▶ **Stated goal**
Return all lines where the word "interesarte" can be found.

▶ **Supplied data**
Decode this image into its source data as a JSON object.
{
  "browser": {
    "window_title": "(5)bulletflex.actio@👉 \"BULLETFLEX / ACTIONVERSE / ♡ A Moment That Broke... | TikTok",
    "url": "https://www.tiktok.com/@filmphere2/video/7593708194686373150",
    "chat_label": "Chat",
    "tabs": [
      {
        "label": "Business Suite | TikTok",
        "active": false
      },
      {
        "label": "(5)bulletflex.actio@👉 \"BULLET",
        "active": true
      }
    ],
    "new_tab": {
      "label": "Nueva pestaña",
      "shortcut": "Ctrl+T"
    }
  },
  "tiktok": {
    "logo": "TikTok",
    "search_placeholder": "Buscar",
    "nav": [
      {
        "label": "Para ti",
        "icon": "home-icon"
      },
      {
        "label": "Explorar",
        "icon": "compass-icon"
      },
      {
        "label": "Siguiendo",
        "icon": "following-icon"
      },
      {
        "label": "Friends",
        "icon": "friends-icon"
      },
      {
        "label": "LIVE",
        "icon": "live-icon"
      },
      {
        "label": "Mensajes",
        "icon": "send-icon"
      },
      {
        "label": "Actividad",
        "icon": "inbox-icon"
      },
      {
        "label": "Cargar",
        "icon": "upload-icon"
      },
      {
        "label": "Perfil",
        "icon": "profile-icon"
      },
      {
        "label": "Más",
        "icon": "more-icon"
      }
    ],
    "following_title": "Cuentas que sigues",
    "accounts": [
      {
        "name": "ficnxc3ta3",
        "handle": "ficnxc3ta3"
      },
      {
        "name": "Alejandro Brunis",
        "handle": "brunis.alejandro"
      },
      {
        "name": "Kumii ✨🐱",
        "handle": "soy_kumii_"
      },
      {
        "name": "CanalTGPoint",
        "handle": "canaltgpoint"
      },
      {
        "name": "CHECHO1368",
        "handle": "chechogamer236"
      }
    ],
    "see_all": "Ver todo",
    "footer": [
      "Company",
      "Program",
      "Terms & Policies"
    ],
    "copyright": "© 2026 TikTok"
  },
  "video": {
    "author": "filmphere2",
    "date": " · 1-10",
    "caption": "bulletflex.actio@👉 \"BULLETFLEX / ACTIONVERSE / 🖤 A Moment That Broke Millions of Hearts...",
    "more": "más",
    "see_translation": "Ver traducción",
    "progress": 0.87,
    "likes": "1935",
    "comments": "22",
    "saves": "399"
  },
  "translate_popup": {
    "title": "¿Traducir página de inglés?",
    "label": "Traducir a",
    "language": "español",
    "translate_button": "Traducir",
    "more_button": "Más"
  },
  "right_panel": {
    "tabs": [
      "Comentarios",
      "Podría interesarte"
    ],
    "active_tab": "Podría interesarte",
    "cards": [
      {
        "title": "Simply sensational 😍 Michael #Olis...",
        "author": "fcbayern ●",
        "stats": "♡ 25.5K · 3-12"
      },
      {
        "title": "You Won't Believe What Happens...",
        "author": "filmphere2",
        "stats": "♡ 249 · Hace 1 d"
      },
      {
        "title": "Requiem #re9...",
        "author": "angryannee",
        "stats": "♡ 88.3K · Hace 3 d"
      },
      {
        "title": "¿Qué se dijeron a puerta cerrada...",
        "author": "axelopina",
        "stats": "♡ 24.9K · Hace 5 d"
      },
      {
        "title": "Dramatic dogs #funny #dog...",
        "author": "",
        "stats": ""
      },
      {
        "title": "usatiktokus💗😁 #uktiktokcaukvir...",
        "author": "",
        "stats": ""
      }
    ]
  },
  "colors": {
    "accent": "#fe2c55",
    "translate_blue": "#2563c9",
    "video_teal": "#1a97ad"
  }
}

▶ **The output**
      "Podría interesarte"
    "active_tab": "Podría interesarte",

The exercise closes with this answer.